## YOUR OBJECTIVE:
Transcribe, exactly as they appear, only the lines from the one holding "OCR this image." through the end of the entries below.

>> Start

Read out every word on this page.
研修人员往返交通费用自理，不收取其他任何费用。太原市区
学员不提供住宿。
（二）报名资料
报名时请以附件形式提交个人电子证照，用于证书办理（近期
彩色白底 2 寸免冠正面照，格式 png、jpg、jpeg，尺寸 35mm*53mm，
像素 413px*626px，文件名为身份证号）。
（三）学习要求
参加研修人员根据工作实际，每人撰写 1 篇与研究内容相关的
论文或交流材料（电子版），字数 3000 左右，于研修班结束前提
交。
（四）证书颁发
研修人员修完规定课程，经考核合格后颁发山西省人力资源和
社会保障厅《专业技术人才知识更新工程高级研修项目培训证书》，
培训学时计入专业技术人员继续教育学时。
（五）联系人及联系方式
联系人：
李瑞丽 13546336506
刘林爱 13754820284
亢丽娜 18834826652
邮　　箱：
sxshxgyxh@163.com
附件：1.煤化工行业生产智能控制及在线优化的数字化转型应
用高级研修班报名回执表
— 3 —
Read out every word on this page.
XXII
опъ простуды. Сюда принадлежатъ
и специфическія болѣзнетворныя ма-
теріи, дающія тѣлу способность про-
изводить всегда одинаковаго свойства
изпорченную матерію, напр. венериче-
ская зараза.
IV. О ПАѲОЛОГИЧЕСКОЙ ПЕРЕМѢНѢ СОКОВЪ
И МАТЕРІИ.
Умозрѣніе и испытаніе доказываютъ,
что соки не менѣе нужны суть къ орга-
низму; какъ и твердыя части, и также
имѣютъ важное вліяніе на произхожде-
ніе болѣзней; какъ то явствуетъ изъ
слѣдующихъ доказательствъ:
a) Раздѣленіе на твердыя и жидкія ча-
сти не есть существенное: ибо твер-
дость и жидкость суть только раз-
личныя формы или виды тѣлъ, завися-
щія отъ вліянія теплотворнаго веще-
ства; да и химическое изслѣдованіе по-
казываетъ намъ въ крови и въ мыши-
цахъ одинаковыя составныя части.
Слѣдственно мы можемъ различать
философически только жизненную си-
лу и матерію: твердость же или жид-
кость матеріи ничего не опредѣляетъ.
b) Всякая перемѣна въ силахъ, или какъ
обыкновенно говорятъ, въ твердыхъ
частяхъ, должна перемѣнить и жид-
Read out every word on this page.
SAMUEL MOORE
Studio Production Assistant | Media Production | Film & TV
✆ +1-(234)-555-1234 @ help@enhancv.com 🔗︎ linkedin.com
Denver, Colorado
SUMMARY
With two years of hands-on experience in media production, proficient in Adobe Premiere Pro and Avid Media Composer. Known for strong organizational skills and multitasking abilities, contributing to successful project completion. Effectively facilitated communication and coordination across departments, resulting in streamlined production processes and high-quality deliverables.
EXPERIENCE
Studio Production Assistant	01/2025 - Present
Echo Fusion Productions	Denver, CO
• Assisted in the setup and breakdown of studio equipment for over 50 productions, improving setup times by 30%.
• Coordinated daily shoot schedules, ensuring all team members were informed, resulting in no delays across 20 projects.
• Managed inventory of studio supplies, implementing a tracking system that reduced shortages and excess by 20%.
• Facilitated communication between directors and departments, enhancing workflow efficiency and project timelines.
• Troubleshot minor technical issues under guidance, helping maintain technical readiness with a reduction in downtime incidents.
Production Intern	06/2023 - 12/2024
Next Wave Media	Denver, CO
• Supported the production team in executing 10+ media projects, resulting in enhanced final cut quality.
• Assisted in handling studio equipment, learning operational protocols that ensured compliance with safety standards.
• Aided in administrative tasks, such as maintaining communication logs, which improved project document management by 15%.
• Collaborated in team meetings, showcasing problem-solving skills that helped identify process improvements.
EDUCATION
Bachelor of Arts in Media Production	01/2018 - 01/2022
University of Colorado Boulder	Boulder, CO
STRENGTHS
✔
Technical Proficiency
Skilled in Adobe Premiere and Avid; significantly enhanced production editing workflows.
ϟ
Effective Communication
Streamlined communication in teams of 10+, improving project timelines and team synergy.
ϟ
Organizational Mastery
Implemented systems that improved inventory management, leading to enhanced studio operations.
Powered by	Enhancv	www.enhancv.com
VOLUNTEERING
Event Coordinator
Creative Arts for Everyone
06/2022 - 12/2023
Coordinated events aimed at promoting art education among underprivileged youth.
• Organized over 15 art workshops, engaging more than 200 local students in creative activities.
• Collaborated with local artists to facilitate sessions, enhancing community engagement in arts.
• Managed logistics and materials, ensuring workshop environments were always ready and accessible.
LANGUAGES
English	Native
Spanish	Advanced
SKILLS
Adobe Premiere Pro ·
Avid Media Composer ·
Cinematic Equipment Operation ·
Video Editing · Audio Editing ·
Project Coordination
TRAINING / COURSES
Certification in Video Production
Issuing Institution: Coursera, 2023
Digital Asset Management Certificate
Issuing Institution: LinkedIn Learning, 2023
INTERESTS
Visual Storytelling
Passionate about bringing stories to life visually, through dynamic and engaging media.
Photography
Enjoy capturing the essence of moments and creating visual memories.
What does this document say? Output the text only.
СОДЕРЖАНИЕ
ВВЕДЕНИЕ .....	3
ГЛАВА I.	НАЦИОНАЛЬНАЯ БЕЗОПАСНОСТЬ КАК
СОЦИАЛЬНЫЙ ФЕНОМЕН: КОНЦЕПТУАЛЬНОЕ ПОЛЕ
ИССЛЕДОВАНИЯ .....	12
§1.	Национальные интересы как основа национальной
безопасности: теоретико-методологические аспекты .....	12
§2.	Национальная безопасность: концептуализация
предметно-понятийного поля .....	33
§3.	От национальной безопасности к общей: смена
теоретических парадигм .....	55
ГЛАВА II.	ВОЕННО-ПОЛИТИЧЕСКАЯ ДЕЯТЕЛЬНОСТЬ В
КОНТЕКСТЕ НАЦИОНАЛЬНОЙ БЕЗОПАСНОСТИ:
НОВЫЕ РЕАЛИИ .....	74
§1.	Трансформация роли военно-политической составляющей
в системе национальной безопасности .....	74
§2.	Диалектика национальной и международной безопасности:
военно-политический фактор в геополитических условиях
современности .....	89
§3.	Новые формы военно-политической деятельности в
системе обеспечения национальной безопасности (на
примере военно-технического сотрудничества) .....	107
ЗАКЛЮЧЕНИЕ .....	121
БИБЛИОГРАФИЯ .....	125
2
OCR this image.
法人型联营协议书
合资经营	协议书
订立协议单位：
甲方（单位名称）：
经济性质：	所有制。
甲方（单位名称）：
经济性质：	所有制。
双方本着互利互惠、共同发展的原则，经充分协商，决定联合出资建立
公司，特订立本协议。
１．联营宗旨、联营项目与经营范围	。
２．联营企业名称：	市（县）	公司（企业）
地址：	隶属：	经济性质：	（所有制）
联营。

>> End

## OUTPUT:
OCR this image.
法人型联营协议书
合资经营	协议书
订立协议单位：
甲方（单位名称）：
经济性质：	所有制。
甲方（单位名称）：
经济性质：	所有制。
双方本着互利互惠、共同发展的原则，经充分协商，决定联合出资建立
公司，特订立本协议。
１．联营宗旨、联营项目与经营范围	。
２．联营企业名称：	市（县）	公司（企业）
地址：	隶属：	经济性质：	（所有制）
联营。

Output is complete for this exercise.